### [Activity]
Output all of the records word for word and drop the images.

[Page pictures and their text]
────

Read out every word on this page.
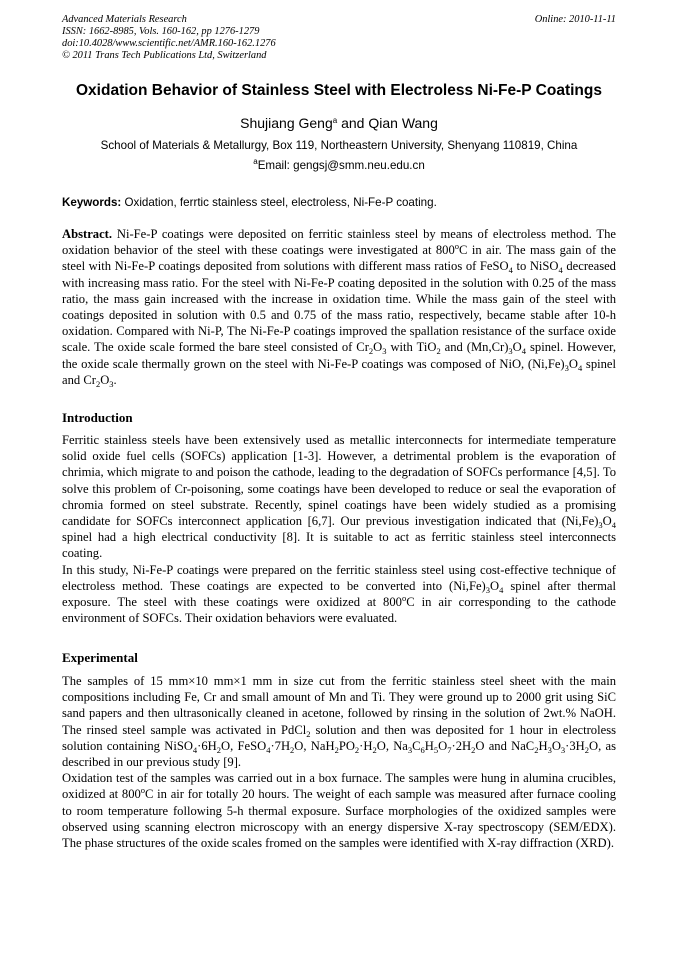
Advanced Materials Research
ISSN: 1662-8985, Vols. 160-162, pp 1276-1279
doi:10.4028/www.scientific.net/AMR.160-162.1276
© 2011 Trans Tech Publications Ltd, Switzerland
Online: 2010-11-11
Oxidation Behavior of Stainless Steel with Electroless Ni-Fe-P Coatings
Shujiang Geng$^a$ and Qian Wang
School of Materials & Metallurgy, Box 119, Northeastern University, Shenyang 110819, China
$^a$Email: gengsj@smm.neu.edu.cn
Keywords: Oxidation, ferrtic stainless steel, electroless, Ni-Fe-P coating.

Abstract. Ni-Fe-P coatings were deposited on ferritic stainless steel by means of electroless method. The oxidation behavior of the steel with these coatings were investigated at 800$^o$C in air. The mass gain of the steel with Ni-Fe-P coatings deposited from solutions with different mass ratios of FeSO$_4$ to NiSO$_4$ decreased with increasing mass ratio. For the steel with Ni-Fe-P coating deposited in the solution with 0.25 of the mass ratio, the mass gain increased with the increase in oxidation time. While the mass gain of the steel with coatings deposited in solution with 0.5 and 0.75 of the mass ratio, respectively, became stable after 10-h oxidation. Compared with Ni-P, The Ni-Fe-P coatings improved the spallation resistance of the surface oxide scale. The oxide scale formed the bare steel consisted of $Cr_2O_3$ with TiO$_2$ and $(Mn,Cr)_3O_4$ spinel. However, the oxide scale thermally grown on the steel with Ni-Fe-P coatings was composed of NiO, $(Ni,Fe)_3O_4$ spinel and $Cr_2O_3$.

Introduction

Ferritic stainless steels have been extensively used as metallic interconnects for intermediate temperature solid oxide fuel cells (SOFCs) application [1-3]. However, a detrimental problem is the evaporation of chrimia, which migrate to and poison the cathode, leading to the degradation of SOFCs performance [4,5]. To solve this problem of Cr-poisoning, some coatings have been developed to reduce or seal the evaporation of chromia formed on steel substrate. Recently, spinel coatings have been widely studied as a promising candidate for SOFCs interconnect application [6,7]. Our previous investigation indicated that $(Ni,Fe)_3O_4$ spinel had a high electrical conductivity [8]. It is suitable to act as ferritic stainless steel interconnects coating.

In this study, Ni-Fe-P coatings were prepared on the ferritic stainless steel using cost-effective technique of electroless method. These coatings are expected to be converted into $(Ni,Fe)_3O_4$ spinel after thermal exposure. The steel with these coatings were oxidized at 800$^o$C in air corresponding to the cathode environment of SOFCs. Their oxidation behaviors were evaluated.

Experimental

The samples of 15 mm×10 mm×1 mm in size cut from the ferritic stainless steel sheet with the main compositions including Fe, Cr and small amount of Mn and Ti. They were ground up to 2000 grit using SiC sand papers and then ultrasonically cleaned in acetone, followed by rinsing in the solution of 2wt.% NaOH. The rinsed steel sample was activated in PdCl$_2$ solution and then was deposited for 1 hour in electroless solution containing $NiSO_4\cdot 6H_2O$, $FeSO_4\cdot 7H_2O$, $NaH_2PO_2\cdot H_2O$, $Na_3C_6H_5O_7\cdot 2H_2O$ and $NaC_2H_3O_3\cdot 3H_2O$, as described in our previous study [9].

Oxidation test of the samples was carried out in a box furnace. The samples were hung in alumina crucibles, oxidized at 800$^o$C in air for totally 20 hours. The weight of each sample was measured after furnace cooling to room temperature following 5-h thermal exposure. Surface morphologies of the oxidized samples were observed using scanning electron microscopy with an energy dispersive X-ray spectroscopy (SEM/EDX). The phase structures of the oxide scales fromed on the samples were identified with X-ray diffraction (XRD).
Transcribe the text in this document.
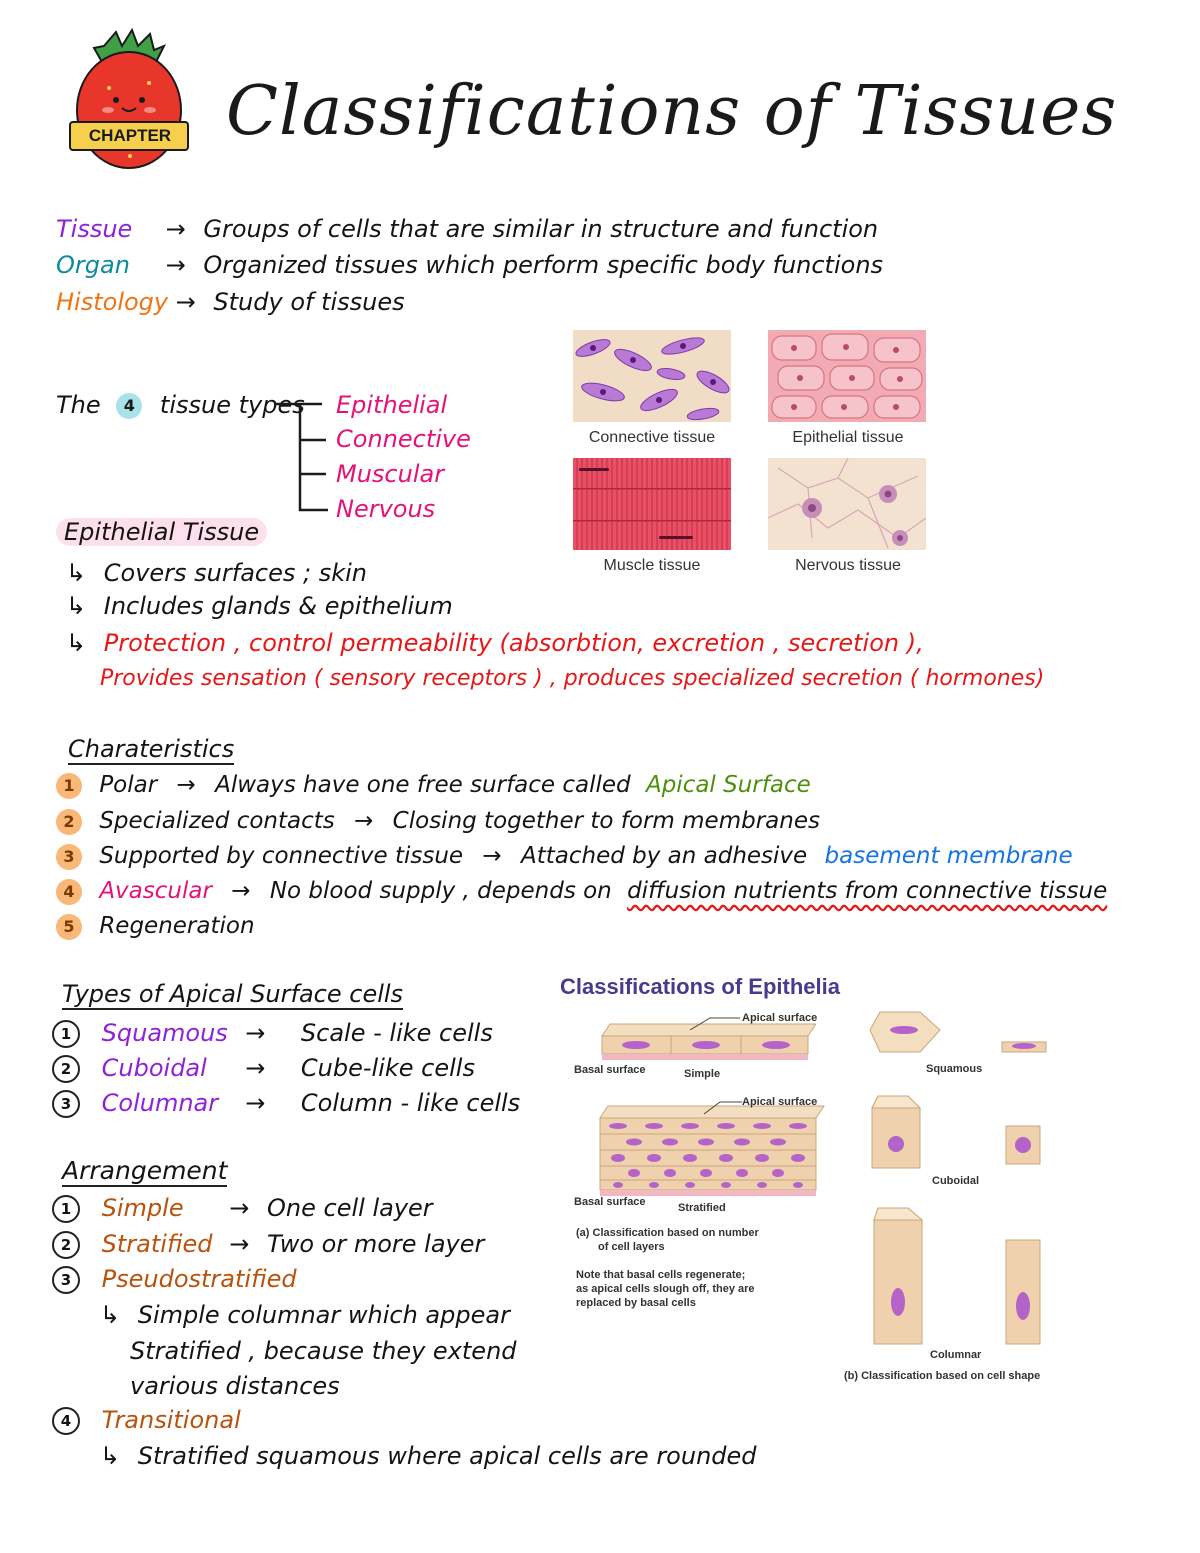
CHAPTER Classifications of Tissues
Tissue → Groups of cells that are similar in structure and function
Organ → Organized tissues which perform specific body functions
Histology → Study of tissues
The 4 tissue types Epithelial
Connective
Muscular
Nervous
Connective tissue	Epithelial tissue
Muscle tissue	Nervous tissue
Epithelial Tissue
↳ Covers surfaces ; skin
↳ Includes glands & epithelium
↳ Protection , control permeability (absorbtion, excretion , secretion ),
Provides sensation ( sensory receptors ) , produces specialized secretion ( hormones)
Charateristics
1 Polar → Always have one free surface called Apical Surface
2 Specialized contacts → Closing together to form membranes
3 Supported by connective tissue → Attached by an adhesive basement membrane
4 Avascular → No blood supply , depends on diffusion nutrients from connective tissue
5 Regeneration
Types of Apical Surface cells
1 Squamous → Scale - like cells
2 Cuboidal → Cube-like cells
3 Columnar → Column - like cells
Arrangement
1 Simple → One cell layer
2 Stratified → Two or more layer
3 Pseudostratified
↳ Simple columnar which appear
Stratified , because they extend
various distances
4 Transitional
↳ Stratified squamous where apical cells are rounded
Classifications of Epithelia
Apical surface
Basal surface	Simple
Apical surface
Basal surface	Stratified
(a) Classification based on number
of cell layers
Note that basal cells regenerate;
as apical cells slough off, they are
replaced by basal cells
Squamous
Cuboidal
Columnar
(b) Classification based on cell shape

────

### [Task response]
Read out every word on this page.
Advanced Materials Research
ISSN: 1662-8985, Vols. 160-162, pp 1276-1279
doi:10.4028/www.scientific.net/AMR.160-162.1276
© 2011 Trans Tech Publications Ltd, Switzerland
Online: 2010-11-11
Oxidation Behavior of Stainless Steel with Electroless Ni-Fe-P Coatings
Shujiang Geng$^a$ and Qian Wang
School of Materials & Metallurgy, Box 119, Northeastern University, Shenyang 110819, China
$^a$Email: gengsj@smm.neu.edu.cn
Keywords: Oxidation, ferrtic stainless steel, electroless, Ni-Fe-P coating.

Abstract. Ni-Fe-P coatings were deposited on ferritic stainless steel by means of electroless method. The oxidation behavior of the steel with these coatings were investigated at 800$^o$C in air. The mass gain of the steel with Ni-Fe-P coatings deposited from solutions with different mass ratios of FeSO$_4$ to NiSO$_4$ decreased with increasing mass ratio. For the steel with Ni-Fe-P coating deposited in the solution with 0.25 of the mass ratio, the mass gain increased with the increase in oxidation time. While the mass gain of the steel with coatings deposited in solution with 0.5 and 0.75 of the mass ratio, respectively, became stable after 10-h oxidation. Compared with Ni-P, The Ni-Fe-P coatings improved the spallation resistance of the surface oxide scale. The oxide scale formed the bare steel consisted of $Cr_2O_3$ with TiO$_2$ and $(Mn,Cr)_3O_4$ spinel. However, the oxide scale thermally grown on the steel with Ni-Fe-P coatings was composed of NiO, $(Ni,Fe)_3O_4$ spinel and $Cr_2O_3$.

Introduction

Ferritic stainless steels have been extensively used as metallic interconnects for intermediate temperature solid oxide fuel cells (SOFCs) application [1-3]. However, a detrimental problem is the evaporation of chrimia, which migrate to and poison the cathode, leading to the degradation of SOFCs performance [4,5]. To solve this problem of Cr-poisoning, some coatings have been developed to reduce or seal the evaporation of chromia formed on steel substrate. Recently, spinel coatings have been widely studied as a promising candidate for SOFCs interconnect application [6,7]. Our previous investigation indicated that $(Ni,Fe)_3O_4$ spinel had a high electrical conductivity [8]. It is suitable to act as ferritic stainless steel interconnects coating.

In this study, Ni-Fe-P coatings were prepared on the ferritic stainless steel using cost-effective technique of electroless method. These coatings are expected to be converted into $(Ni,Fe)_3O_4$ spinel after thermal exposure. The steel with these coatings were oxidized at 800$^o$C in air corresponding to the cathode environment of SOFCs. Their oxidation behaviors were evaluated.

Experimental

The samples of 15 mm×10 mm×1 mm in size cut from the ferritic stainless steel sheet with the main compositions including Fe, Cr and small amount of Mn and Ti. They were ground up to 2000 grit using SiC sand papers and then ultrasonically cleaned in acetone, followed by rinsing in the solution of 2wt.% NaOH. The rinsed steel sample was activated in PdCl$_2$ solution and then was deposited for 1 hour in electroless solution containing $NiSO_4\cdot 6H_2O$, $FeSO_4\cdot 7H_2O$, $NaH_2PO_2\cdot H_2O$, $Na_3C_6H_5O_7\cdot 2H_2O$ and $NaC_2H_3O_3\cdot 3H_2O$, as described in our previous study [9].

Oxidation test of the samples was carried out in a box furnace. The samples were hung in alumina crucibles, oxidized at 800$^o$C in air for totally 20 hours. The weight of each sample was measured after furnace cooling to room temperature following 5-h thermal exposure. Surface morphologies of the oxidized samples were observed using scanning electron microscopy with an energy dispersive X-ray spectroscopy (SEM/EDX). The phase structures of the oxide scales fromed on the samples were identified with X-ray diffraction (XRD).
Transcribe the text in this document.
CHAPTER Classifications of Tissues
Tissue → Groups of cells that are similar in structure and function
Organ → Organized tissues which perform specific body functions
Histology → Study of tissues
The 4 tissue types Epithelial
Connective
Muscular
Nervous
Connective tissue	Epithelial tissue
Muscle tissue	Nervous tissue
Epithelial Tissue
↳ Covers surfaces ; skin
↳ Includes glands & epithelium
↳ Protection , control permeability (absorbtion, excretion , secretion ),
Provides sensation ( sensory receptors ) , produces specialized secretion ( hormones)
Charateristics
1 Polar → Always have one free surface called Apical Surface
2 Specialized contacts → Closing together to form membranes
3 Supported by connective tissue → Attached by an adhesive basement membrane
4 Avascular → No blood supply , depends on diffusion nutrients from connective tissue
5 Regeneration
Types of Apical Surface cells
1 Squamous → Scale - like cells
2 Cuboidal → Cube-like cells
3 Columnar → Column - like cells
Arrangement
1 Simple → One cell layer
2 Stratified → Two or more layer
3 Pseudostratified
↳ Simple columnar which appear
Stratified , because they extend
various distances
4 Transitional
↳ Stratified squamous where apical cells are rounded
Classifications of Epithelia
Apical surface
Basal surface	Simple
Apical surface
Basal surface	Stratified
(a) Classification based on number
of cell layers
Note that basal cells regenerate;
as apical cells slough off, they are
replaced by basal cells
Squamous
Cuboidal
Columnar
(b) Classification based on cell shape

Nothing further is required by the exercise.